Materials provided start

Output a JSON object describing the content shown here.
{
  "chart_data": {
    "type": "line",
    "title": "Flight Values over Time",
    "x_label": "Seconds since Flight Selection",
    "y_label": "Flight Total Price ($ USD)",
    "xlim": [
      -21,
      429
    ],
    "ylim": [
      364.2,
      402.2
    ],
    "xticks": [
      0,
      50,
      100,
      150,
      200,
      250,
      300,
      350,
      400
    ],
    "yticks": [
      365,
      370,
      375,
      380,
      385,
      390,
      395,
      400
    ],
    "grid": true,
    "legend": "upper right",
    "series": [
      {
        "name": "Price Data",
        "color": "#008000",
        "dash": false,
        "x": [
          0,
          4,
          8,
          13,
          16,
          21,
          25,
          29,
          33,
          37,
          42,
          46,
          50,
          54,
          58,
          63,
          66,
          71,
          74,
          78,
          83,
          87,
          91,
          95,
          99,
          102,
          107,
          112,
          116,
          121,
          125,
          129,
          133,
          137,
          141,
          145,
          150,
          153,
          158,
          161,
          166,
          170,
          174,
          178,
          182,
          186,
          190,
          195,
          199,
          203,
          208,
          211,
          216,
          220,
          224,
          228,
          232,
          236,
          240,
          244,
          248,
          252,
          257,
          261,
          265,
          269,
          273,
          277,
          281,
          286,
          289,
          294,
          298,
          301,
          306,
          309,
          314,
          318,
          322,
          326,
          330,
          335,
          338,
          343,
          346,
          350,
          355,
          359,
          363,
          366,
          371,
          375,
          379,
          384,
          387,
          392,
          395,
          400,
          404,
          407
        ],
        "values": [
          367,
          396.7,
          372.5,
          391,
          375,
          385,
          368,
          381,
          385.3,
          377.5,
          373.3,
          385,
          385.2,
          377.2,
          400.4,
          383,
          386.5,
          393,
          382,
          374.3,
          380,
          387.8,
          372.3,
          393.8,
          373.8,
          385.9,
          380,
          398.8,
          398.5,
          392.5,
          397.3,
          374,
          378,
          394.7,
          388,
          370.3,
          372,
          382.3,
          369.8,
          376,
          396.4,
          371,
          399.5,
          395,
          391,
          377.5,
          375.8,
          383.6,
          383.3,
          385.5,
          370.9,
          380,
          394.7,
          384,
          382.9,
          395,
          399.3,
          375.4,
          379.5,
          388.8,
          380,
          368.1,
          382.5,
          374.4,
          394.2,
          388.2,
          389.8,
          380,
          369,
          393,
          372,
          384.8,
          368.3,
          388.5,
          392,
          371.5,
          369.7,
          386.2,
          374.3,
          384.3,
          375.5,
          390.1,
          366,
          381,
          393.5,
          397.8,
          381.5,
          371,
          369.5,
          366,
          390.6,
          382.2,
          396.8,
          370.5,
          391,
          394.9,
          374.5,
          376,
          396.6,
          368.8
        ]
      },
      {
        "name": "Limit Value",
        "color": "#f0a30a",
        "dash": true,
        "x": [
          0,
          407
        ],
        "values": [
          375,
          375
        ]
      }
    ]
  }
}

Materials provided end
Materials provided start

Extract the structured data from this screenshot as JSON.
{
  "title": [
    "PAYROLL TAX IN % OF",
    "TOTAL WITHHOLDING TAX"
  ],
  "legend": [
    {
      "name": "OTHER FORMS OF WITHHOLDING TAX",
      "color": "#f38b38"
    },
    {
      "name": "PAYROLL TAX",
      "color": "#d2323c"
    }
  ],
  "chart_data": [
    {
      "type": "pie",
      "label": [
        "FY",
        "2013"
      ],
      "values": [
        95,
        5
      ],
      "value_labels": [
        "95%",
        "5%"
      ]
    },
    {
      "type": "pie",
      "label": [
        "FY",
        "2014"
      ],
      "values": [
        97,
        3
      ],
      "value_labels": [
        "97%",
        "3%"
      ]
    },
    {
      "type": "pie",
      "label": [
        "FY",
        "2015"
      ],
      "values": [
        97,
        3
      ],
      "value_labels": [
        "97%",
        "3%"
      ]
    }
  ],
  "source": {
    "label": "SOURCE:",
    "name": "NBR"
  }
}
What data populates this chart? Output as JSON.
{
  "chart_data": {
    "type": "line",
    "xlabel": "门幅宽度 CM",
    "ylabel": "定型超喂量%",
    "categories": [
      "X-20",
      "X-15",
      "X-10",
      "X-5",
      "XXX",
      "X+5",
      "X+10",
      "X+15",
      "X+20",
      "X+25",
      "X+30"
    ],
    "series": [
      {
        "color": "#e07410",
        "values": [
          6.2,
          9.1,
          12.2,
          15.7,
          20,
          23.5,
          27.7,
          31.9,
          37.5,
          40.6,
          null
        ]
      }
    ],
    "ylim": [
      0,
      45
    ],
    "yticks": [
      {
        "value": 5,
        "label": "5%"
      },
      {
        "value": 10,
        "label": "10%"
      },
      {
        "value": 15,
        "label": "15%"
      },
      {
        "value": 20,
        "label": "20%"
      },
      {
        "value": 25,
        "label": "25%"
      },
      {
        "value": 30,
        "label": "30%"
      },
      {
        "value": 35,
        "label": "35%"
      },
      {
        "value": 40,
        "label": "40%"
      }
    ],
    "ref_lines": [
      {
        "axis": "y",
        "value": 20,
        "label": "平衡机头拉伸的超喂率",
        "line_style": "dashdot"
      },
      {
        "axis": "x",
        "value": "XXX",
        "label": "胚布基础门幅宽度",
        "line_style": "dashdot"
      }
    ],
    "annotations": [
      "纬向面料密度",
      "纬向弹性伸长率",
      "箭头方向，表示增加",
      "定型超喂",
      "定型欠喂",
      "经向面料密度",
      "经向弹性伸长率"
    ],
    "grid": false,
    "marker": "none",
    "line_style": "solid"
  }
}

Materials provided end
Materials provided start

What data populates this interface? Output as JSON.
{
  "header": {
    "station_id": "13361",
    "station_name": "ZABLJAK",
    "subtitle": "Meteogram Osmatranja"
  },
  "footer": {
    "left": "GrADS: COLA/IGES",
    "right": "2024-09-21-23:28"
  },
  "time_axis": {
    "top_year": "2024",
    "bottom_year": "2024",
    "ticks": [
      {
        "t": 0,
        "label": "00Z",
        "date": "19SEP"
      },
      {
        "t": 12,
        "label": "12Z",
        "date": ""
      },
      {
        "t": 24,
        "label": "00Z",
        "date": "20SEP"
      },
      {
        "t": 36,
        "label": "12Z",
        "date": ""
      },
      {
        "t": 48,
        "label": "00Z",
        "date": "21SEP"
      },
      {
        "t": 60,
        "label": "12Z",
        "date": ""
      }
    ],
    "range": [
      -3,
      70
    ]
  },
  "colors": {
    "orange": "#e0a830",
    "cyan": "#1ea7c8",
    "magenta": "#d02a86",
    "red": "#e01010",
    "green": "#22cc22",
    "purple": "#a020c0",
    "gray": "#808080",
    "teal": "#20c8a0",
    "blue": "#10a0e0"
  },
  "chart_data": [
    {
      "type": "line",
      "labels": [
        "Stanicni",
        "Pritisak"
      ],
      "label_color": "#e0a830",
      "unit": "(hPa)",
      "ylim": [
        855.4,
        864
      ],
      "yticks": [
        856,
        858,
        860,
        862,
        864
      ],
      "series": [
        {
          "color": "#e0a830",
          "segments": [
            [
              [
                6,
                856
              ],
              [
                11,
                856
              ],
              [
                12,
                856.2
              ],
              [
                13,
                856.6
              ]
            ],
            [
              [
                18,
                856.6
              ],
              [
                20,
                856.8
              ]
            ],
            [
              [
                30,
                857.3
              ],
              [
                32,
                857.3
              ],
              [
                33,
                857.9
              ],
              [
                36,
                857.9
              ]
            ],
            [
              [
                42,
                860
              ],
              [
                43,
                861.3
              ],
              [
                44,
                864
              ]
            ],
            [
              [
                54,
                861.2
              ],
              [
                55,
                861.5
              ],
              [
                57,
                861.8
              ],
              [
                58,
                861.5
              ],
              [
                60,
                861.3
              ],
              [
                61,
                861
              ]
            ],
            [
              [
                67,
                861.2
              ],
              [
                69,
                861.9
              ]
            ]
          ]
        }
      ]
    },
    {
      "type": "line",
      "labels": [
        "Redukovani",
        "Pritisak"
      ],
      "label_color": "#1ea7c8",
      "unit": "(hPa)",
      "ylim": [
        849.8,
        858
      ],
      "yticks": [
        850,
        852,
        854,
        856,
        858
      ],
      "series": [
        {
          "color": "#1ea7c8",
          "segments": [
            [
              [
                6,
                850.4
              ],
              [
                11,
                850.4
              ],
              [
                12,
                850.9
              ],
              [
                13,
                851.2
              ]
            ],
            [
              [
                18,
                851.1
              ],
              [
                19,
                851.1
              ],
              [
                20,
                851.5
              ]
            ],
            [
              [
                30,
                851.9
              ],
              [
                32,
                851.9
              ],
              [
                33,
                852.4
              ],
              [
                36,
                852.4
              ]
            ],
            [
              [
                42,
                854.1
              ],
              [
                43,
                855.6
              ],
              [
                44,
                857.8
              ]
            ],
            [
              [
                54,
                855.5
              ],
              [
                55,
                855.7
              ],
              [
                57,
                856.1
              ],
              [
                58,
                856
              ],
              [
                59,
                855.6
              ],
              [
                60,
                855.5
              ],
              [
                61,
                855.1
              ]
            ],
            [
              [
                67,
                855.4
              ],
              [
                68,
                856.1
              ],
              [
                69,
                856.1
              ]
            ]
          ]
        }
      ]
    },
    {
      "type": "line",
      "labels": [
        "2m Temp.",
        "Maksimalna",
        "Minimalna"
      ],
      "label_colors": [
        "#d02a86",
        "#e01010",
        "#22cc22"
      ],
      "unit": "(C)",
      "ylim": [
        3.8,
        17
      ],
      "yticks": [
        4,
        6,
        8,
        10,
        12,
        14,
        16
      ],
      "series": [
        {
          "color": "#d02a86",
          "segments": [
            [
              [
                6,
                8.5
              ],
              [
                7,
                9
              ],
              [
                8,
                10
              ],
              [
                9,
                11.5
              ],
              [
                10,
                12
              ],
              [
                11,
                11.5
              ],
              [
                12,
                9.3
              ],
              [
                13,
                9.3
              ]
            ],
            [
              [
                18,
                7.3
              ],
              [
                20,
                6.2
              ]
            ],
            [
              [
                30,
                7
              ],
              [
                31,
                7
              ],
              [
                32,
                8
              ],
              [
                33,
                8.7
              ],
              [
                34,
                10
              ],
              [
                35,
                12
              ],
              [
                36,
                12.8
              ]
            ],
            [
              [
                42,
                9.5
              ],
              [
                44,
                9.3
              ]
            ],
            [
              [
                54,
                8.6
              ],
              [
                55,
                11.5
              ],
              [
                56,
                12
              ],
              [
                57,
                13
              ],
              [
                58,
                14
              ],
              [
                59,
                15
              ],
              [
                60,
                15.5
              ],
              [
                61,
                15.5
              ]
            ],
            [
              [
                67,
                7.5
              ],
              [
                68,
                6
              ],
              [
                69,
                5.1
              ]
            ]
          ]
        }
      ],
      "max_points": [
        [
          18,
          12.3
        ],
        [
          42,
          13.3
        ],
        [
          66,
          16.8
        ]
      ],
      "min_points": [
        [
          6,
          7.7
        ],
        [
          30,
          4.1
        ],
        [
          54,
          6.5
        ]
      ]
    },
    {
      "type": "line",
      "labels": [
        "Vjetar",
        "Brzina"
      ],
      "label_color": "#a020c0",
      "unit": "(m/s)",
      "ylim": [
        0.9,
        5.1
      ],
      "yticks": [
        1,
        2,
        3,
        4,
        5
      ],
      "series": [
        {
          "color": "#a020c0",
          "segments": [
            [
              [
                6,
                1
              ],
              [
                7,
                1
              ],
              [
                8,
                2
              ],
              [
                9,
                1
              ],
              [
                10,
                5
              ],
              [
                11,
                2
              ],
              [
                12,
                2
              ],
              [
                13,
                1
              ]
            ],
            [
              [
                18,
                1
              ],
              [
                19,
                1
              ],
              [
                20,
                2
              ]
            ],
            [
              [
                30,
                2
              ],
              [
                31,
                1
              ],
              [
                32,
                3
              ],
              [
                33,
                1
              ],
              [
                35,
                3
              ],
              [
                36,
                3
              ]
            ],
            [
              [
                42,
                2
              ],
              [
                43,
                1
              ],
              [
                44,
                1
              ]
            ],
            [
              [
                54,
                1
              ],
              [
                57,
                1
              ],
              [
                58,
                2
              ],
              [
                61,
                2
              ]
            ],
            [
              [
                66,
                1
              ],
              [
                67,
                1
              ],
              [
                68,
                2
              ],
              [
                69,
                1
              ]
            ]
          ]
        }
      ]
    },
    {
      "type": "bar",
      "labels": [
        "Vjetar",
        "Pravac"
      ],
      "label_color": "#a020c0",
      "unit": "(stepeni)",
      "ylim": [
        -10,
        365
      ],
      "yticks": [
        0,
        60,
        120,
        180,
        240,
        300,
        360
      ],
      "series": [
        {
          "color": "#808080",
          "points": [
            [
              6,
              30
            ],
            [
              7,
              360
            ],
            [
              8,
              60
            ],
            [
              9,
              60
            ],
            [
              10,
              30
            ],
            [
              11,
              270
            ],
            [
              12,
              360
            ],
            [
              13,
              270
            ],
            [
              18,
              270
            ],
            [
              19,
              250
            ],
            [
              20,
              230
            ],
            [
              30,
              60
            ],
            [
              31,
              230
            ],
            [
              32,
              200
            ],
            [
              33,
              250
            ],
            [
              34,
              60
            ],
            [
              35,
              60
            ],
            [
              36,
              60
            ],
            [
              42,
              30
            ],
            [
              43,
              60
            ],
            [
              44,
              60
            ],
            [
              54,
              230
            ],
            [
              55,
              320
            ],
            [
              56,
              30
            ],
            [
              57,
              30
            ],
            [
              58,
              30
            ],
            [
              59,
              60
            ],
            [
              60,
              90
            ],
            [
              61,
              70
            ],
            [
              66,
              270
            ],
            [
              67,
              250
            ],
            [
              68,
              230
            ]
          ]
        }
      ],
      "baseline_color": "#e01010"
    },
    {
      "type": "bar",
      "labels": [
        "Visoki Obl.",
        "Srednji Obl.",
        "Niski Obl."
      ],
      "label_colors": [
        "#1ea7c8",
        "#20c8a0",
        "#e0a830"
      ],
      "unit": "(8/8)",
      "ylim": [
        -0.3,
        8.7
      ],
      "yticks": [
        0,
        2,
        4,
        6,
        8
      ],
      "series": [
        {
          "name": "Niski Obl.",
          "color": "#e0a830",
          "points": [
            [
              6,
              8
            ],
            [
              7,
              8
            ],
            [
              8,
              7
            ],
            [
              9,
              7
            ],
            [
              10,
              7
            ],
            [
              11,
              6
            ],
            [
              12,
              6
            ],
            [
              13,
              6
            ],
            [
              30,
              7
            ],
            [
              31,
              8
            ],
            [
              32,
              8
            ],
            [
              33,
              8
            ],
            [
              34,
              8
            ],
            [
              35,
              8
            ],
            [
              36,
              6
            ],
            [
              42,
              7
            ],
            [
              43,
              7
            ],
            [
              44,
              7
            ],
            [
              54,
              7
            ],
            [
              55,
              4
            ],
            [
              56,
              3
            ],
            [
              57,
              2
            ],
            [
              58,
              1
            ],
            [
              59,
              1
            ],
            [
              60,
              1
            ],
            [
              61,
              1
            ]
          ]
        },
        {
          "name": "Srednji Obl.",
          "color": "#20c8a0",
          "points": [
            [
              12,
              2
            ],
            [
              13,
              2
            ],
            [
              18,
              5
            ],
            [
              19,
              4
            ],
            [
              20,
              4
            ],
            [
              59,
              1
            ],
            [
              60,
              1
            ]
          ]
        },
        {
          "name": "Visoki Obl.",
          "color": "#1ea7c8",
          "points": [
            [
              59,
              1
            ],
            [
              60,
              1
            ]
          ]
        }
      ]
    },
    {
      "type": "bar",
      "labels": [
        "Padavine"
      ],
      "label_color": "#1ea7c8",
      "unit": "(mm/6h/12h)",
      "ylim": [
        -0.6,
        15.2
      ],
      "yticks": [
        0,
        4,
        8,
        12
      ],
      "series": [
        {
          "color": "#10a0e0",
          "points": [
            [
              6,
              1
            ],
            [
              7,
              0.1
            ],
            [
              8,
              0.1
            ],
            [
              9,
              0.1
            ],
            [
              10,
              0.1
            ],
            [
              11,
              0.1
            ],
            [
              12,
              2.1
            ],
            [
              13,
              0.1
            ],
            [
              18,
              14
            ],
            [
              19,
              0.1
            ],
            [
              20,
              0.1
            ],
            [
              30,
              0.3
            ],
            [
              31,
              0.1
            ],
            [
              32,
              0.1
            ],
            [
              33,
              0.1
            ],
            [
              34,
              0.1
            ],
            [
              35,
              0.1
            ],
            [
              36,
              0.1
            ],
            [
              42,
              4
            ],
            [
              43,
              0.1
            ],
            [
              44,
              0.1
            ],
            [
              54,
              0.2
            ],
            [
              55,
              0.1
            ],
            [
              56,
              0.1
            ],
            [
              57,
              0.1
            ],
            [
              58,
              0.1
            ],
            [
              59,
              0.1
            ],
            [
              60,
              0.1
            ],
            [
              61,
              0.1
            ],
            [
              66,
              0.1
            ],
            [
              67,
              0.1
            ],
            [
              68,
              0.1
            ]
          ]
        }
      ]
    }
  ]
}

Materials provided end

Your goal:
Go through the listing above and locate each line that holds the word "right". Copy those lines.

Complete output:
    "legend": "upper right",
    "right": "2024-09-21-23:28"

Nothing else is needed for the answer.